Data shown ▸
--------
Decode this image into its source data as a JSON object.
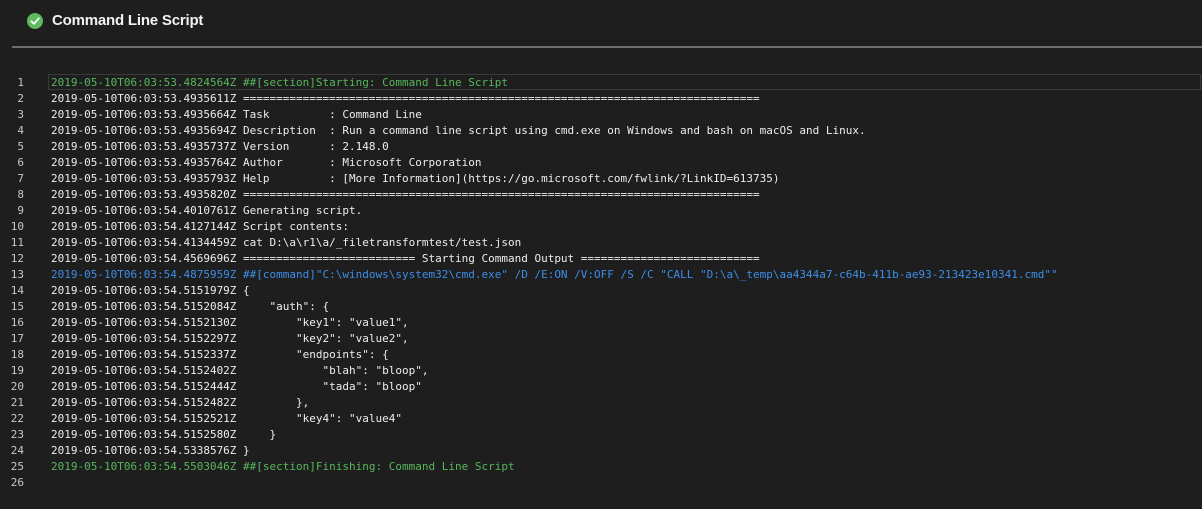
{
  "header": {
    "title": "Command Line Script",
    "status_icon": "check-circle-icon",
    "status_color": "#5fb95f"
  },
  "colors": {
    "background": "#1e1e1e",
    "section": "#58b65a",
    "command": "#3d8ee8",
    "text": "#ededed"
  },
  "log": {
    "lines": [
      {
        "n": "1",
        "text": "2019-05-10T06:03:53.4824564Z ##[section]Starting: Command Line Script",
        "kind": "section"
      },
      {
        "n": "2",
        "text": "2019-05-10T06:03:53.4935611Z ==============================================================================",
        "kind": "normal"
      },
      {
        "n": "3",
        "text": "2019-05-10T06:03:53.4935664Z Task         : Command Line",
        "kind": "normal"
      },
      {
        "n": "4",
        "text": "2019-05-10T06:03:53.4935694Z Description  : Run a command line script using cmd.exe on Windows and bash on macOS and Linux.",
        "kind": "normal"
      },
      {
        "n": "5",
        "text": "2019-05-10T06:03:53.4935737Z Version      : 2.148.0",
        "kind": "normal"
      },
      {
        "n": "6",
        "text": "2019-05-10T06:03:53.4935764Z Author       : Microsoft Corporation",
        "kind": "normal"
      },
      {
        "n": "7",
        "text": "2019-05-10T06:03:53.4935793Z Help         : [More Information](https://go.microsoft.com/fwlink/?LinkID=613735)",
        "kind": "normal"
      },
      {
        "n": "8",
        "text": "2019-05-10T06:03:53.4935820Z ==============================================================================",
        "kind": "normal"
      },
      {
        "n": "9",
        "text": "2019-05-10T06:03:54.4010761Z Generating script.",
        "kind": "normal"
      },
      {
        "n": "10",
        "text": "2019-05-10T06:03:54.4127144Z Script contents:",
        "kind": "normal"
      },
      {
        "n": "11",
        "text": "2019-05-10T06:03:54.4134459Z cat D:\\a\\r1\\a/_filetransformtest/test.json",
        "kind": "normal"
      },
      {
        "n": "12",
        "text": "2019-05-10T06:03:54.4569696Z ========================== Starting Command Output ===========================",
        "kind": "normal"
      },
      {
        "n": "13",
        "text": "2019-05-10T06:03:54.4875959Z ##[command]\"C:\\windows\\system32\\cmd.exe\" /D /E:ON /V:OFF /S /C \"CALL \"D:\\a\\_temp\\aa4344a7-c64b-411b-ae93-213423e10341.cmd\"\"",
        "kind": "command"
      },
      {
        "n": "14",
        "text": "2019-05-10T06:03:54.5151979Z {",
        "kind": "normal"
      },
      {
        "n": "15",
        "text": "2019-05-10T06:03:54.5152084Z     \"auth\": {",
        "kind": "normal"
      },
      {
        "n": "16",
        "text": "2019-05-10T06:03:54.5152130Z         \"key1\": \"value1\",",
        "kind": "normal"
      },
      {
        "n": "17",
        "text": "2019-05-10T06:03:54.5152297Z         \"key2\": \"value2\",",
        "kind": "normal"
      },
      {
        "n": "18",
        "text": "2019-05-10T06:03:54.5152337Z         \"endpoints\": {",
        "kind": "normal"
      },
      {
        "n": "19",
        "text": "2019-05-10T06:03:54.5152402Z             \"blah\": \"bloop\",",
        "kind": "normal"
      },
      {
        "n": "20",
        "text": "2019-05-10T06:03:54.5152444Z             \"tada\": \"bloop\"",
        "kind": "normal"
      },
      {
        "n": "21",
        "text": "2019-05-10T06:03:54.5152482Z         },",
        "kind": "normal"
      },
      {
        "n": "22",
        "text": "2019-05-10T06:03:54.5152521Z         \"key4\": \"value4\"",
        "kind": "normal"
      },
      {
        "n": "23",
        "text": "2019-05-10T06:03:54.5152580Z     }",
        "kind": "normal"
      },
      {
        "n": "24",
        "text": "2019-05-10T06:03:54.5338576Z }",
        "kind": "normal"
      },
      {
        "n": "25",
        "text": "2019-05-10T06:03:54.5503046Z ##[section]Finishing: Command Line Script",
        "kind": "section"
      },
      {
        "n": "26",
        "text": "",
        "kind": "normal"
      }
    ]
  }
}
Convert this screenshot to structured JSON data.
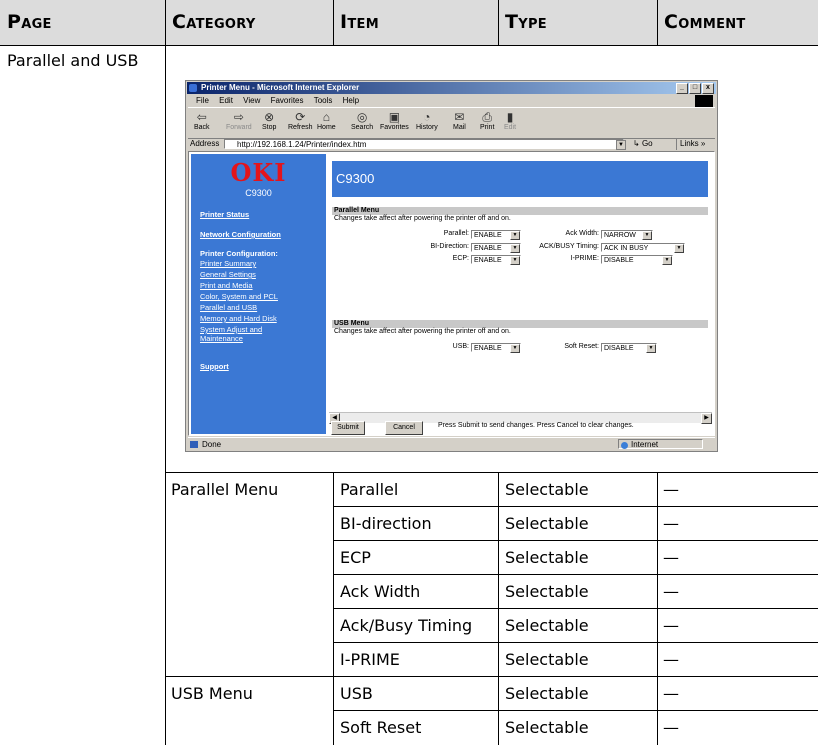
{
  "table": {
    "headers": [
      "Page",
      "Category",
      "Item",
      "Type",
      "Comment"
    ],
    "page_label": "Parallel and USB",
    "rows": [
      {
        "category": "Parallel Menu",
        "item": "Parallel",
        "type": "Selectable",
        "comment": "—"
      },
      {
        "category": "",
        "item": "BI-direction",
        "type": "Selectable",
        "comment": "—"
      },
      {
        "category": "",
        "item": "ECP",
        "type": "Selectable",
        "comment": "—"
      },
      {
        "category": "",
        "item": "Ack Width",
        "type": "Selectable",
        "comment": "—"
      },
      {
        "category": "",
        "item": "Ack/Busy Timing",
        "type": "Selectable",
        "comment": "—"
      },
      {
        "category": "",
        "item": "I-PRIME",
        "type": "Selectable",
        "comment": "—"
      },
      {
        "category": "USB Menu",
        "item": "USB",
        "type": "Selectable",
        "comment": "—"
      },
      {
        "category": "",
        "item": "Soft Reset",
        "type": "Selectable",
        "comment": "—"
      }
    ]
  },
  "browser": {
    "title": "Printer Menu - Microsoft Internet Explorer",
    "menu": [
      "File",
      "Edit",
      "View",
      "Favorites",
      "Tools",
      "Help"
    ],
    "toolbar": {
      "back": "Back",
      "forward": "Forward",
      "stop": "Stop",
      "refresh": "Refresh",
      "home": "Home",
      "search": "Search",
      "favorites": "Favorites",
      "history": "History",
      "mail": "Mail",
      "print": "Print",
      "edit": "Edit"
    },
    "address_label": "Address",
    "address_url": "http://192.168.1.24/Printer/index.htm",
    "go": "Go",
    "links": "Links »",
    "status_text": "Done",
    "zone_text": "Internet",
    "window_buttons": [
      "_",
      "□",
      "x"
    ]
  },
  "page": {
    "logo": "OKI",
    "model": "C9300",
    "nav": {
      "printer_status": "Printer Status",
      "network_configuration": "Network Configuration",
      "printer_configuration": "Printer Configuration:",
      "links": [
        "Printer Summary",
        "General Settings",
        "Print and Media",
        "Color, System and PCL",
        "Parallel and USB",
        "Memory and Hard Disk",
        "System Adjust and",
        "Maintenance"
      ],
      "support": "Support"
    },
    "banner": "C9300",
    "parallel": {
      "title": "Parallel Menu",
      "note": "Changes take affect after powering the printer off and on.",
      "fields": {
        "parallel": {
          "label": "Parallel:",
          "value": "ENABLE"
        },
        "bidir": {
          "label": "BI-Direction:",
          "value": "ENABLE"
        },
        "ecp": {
          "label": "ECP:",
          "value": "ENABLE"
        },
        "ackwidth": {
          "label": "Ack Width:",
          "value": "NARROW"
        },
        "ackbusy": {
          "label": "ACK/BUSY Timing:",
          "value": "ACK IN BUSY"
        },
        "iprime": {
          "label": "I-PRIME:",
          "value": "DISABLE"
        }
      }
    },
    "usb": {
      "title": "USB Menu",
      "note": "Changes take affect after powering the printer off and on.",
      "fields": {
        "usb": {
          "label": "USB:",
          "value": "ENABLE"
        },
        "softreset": {
          "label": "Soft Reset:",
          "value": "DISABLE"
        }
      }
    },
    "buttons": {
      "submit": "Submit",
      "cancel": "Cancel",
      "note": "Press Submit to send changes. Press Cancel to clear changes."
    }
  }
}
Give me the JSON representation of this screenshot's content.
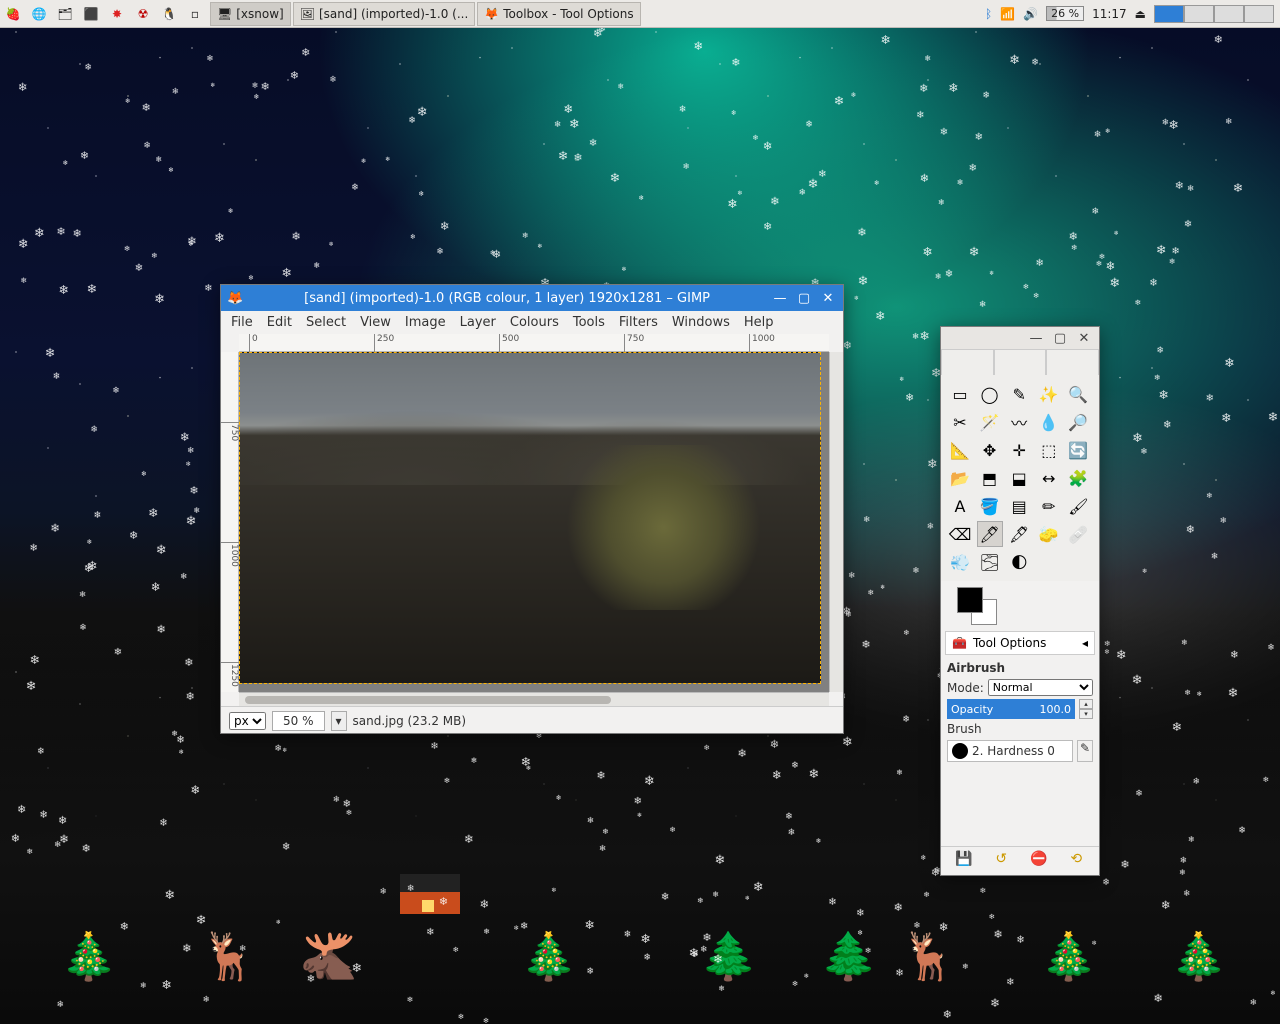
{
  "panel": {
    "launchers": [
      "raspberry",
      "globe",
      "files",
      "terminal",
      "star-red",
      "bomb",
      "penguin",
      "blank"
    ],
    "tasks": [
      {
        "icon": "🖥",
        "label": "[xsnow]"
      },
      {
        "icon": "🖼",
        "label": "[sand] (imported)-1.0 (..."
      },
      {
        "icon": "🦊",
        "label": "Toolbox - Tool Options"
      }
    ],
    "tray": {
      "battery": "26 %",
      "clock": "11:17"
    }
  },
  "gimp_window": {
    "title": "[sand] (imported)-1.0 (RGB colour, 1 layer) 1920x1281 – GIMP",
    "menu": [
      "File",
      "Edit",
      "Select",
      "View",
      "Image",
      "Layer",
      "Colours",
      "Tools",
      "Filters",
      "Windows",
      "Help"
    ],
    "ruler_h": [
      "0",
      "250",
      "500",
      "750",
      "1000"
    ],
    "ruler_v": [
      "750",
      "1000",
      "1250"
    ],
    "status": {
      "units": "px",
      "zoom": "50 %",
      "file": "sand.jpg (23.2 MB)"
    }
  },
  "toolbox": {
    "tools": [
      "rect-select",
      "ellipse-select",
      "free-select",
      "fuzzy-select",
      "by-color-select",
      "scissors",
      "foreground-select",
      "paths",
      "color-picker",
      "zoom",
      "measure",
      "move",
      "align",
      "crop",
      "rotate",
      "scale",
      "shear",
      "perspective",
      "flip",
      "cage",
      "text",
      "bucket-fill",
      "blend",
      "pencil",
      "paintbrush",
      "eraser",
      "airbrush",
      "ink",
      "clone",
      "heal",
      "smudge",
      "blur",
      "dodge",
      ""
    ],
    "tool_glyphs": [
      "▭",
      "◯",
      "✎",
      "✨",
      "🔍",
      "✂",
      "🪄",
      "〰",
      "💧",
      "🔎",
      "📐",
      "✥",
      "✛",
      "⬚",
      "🔄",
      "📂",
      "⬒",
      "⬓",
      "↔",
      "🧩",
      "A",
      "🪣",
      "▤",
      "✏",
      "🖌",
      "⌫",
      "🖊",
      "🖋",
      "🧽",
      "🩹",
      "💨",
      "🌫",
      "🌓",
      ""
    ],
    "selected_tool_index": 26,
    "tool_options_title": "Tool Options",
    "active_tool_name": "Airbrush",
    "mode_label": "Mode:",
    "mode_value": "Normal",
    "opacity_label": "Opacity",
    "opacity_value": "100.0",
    "brush_label": "Brush",
    "brush_value": "2. Hardness 0"
  }
}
--------
What the task asks ▸
Pull every line containing "this" from the data.

Reply to the task ▸
Decode this image into its source data as a JSON object.
Convert this screenshot to structured JSON data.
Give me the JSON representation of this screenshot's content.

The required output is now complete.